• TASK INPUT:

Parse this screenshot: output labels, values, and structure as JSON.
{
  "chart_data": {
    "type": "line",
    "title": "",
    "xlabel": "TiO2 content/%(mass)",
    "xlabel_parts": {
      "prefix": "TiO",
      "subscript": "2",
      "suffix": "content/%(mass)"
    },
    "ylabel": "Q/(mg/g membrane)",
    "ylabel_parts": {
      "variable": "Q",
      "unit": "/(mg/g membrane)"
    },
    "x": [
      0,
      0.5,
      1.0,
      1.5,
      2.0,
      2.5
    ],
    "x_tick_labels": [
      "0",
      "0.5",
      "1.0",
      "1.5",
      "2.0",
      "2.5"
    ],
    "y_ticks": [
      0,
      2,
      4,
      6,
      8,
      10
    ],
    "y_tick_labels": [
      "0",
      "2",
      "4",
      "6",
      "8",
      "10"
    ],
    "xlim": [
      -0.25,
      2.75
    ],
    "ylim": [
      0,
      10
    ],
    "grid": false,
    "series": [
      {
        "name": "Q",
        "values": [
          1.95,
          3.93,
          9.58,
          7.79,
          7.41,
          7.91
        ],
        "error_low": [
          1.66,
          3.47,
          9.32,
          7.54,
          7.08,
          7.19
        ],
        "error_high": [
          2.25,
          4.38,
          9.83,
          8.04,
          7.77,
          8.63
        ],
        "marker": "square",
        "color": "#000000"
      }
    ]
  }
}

• SHORT TASK:
In the entries above, find each line with the word "values" and show it.

• REPLY TO THE EXERCISE:
Parse this screenshot: output labels, values, and structure as JSON.
        "values": [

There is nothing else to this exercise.